Element region listings
/---

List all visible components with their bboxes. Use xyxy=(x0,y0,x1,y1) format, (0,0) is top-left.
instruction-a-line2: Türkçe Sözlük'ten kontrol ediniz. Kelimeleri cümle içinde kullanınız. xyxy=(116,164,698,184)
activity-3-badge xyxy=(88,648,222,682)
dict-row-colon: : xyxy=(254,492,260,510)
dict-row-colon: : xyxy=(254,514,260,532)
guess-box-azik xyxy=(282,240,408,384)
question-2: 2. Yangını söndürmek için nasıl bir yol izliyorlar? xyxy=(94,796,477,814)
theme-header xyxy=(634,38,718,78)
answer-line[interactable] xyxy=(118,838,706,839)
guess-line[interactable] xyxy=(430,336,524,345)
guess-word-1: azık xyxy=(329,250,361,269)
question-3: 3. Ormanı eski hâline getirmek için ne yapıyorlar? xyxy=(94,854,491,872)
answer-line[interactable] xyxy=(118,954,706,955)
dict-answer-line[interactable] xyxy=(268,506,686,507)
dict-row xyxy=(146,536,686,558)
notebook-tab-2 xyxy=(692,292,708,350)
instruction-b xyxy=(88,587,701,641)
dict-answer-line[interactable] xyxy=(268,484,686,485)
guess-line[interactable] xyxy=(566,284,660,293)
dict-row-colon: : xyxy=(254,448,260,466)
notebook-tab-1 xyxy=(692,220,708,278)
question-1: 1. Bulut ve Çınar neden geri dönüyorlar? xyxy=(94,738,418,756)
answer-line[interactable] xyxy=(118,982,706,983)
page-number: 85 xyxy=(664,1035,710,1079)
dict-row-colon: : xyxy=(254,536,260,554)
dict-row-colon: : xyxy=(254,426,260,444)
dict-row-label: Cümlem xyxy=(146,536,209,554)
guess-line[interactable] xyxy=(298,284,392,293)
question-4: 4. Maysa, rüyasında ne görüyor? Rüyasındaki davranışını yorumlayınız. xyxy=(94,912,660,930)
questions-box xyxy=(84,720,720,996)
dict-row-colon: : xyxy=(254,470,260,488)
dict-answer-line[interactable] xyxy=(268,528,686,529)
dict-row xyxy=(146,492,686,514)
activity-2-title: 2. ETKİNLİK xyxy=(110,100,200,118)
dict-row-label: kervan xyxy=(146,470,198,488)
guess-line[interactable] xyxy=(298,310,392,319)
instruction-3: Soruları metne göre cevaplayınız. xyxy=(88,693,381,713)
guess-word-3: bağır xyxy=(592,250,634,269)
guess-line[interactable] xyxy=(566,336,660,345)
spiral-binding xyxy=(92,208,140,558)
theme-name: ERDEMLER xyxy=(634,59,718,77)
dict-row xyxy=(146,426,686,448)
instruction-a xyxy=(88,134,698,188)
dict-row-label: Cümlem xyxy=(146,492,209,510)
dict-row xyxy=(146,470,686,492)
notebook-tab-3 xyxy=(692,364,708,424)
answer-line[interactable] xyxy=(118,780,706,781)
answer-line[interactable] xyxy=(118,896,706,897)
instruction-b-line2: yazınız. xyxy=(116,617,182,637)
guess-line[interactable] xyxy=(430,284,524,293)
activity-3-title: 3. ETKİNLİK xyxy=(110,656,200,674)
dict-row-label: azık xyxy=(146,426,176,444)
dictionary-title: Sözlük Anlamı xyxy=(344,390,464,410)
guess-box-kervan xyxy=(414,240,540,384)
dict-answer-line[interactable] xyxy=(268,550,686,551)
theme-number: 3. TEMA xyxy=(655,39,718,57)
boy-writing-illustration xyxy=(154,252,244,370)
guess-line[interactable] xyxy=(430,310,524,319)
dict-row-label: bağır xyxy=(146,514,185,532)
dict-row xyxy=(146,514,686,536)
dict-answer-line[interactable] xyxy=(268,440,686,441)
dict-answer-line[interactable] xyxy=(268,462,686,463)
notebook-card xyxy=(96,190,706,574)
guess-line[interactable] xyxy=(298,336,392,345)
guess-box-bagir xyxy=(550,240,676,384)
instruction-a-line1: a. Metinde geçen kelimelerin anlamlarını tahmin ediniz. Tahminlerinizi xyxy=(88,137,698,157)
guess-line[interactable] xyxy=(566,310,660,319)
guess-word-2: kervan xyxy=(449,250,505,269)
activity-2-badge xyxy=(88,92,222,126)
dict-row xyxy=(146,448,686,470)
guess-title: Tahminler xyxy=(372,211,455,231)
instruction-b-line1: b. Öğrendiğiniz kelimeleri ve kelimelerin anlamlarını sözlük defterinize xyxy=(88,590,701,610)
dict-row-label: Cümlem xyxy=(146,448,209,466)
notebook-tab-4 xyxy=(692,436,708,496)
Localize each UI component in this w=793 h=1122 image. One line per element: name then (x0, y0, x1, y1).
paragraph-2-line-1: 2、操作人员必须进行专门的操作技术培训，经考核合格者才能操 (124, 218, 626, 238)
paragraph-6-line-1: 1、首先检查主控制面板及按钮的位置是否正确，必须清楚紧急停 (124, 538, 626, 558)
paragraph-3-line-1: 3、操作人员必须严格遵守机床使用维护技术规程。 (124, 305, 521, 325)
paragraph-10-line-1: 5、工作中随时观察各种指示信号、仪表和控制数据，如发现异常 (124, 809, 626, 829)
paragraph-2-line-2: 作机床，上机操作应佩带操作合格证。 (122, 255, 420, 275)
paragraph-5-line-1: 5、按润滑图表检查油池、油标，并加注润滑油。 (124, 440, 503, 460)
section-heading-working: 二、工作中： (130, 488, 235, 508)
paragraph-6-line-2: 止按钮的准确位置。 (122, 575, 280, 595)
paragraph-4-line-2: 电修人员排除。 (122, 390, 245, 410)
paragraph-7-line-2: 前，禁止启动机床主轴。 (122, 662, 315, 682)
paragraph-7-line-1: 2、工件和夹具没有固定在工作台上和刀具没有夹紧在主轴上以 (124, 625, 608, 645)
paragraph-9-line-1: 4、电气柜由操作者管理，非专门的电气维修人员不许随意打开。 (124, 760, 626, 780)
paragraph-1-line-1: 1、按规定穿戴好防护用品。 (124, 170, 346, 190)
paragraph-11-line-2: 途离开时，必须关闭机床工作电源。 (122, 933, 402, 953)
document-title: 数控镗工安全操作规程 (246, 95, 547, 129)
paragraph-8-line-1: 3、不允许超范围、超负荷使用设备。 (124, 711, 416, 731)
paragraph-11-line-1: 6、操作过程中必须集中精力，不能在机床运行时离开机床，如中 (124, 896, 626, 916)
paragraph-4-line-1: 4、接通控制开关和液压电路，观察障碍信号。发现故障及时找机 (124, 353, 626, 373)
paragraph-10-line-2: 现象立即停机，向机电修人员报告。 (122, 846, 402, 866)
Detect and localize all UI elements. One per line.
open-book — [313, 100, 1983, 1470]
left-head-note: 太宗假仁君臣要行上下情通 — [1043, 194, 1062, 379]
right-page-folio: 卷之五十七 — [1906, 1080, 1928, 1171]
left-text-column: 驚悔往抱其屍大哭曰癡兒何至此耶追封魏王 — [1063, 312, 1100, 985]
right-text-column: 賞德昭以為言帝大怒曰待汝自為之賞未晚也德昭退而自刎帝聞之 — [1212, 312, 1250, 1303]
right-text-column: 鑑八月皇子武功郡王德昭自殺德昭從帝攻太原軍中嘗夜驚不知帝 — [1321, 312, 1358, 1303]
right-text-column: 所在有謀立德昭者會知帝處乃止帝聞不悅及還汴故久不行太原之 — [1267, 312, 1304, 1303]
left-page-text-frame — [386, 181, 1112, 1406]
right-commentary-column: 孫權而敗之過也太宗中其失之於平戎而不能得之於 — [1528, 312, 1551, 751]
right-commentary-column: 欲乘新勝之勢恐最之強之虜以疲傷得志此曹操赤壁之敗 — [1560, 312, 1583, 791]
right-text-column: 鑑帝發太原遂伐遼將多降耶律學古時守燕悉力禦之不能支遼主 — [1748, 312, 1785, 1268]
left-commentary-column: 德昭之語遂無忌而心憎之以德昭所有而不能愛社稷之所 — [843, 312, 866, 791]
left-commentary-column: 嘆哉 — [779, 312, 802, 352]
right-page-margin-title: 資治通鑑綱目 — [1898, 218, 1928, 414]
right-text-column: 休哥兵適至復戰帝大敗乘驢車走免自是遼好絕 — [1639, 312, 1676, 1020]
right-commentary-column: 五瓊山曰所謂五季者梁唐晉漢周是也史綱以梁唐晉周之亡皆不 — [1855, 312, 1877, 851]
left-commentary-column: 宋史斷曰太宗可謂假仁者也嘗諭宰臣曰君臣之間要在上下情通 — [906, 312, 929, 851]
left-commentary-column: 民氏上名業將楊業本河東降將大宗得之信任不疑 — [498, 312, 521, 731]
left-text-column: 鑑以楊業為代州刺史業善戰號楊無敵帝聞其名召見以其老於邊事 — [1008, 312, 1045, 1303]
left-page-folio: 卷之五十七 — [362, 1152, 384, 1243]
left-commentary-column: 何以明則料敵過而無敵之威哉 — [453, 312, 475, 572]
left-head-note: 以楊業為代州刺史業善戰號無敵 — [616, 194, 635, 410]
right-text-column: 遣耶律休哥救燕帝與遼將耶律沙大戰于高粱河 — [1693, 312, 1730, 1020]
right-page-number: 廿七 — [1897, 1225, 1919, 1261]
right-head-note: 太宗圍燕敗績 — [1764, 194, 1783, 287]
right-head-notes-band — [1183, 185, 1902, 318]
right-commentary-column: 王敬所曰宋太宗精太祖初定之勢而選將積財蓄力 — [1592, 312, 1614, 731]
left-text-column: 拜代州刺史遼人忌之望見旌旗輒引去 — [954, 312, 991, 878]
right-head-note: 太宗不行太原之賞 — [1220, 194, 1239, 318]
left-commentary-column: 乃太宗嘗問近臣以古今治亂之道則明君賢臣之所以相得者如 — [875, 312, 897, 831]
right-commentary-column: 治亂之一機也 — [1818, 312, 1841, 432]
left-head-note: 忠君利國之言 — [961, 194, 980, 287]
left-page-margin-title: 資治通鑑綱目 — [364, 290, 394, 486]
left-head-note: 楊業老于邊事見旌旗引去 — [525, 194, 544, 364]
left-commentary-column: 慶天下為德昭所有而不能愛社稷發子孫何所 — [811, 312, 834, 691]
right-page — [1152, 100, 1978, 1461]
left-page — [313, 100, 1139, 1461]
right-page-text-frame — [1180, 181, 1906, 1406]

\---

Please retype the material word for word, starting with its first line and going on through the line with "guess-box-azik xyxy=(282,240,408,384)", both included.

== Exercise result ==
List all visible components with their bboxes. Use xyxy=(x0,y0,x1,y1) format, (0,0) is top-left.
instruction-a-line2: Türkçe Sözlük'ten kontrol ediniz. Kelimeleri cümle içinde kullanınız. xyxy=(116,164,698,184)
activity-3-badge xyxy=(88,648,222,682)
dict-row-colon: : xyxy=(254,492,260,510)
dict-row-colon: : xyxy=(254,514,260,532)
guess-box-azik xyxy=(282,240,408,384)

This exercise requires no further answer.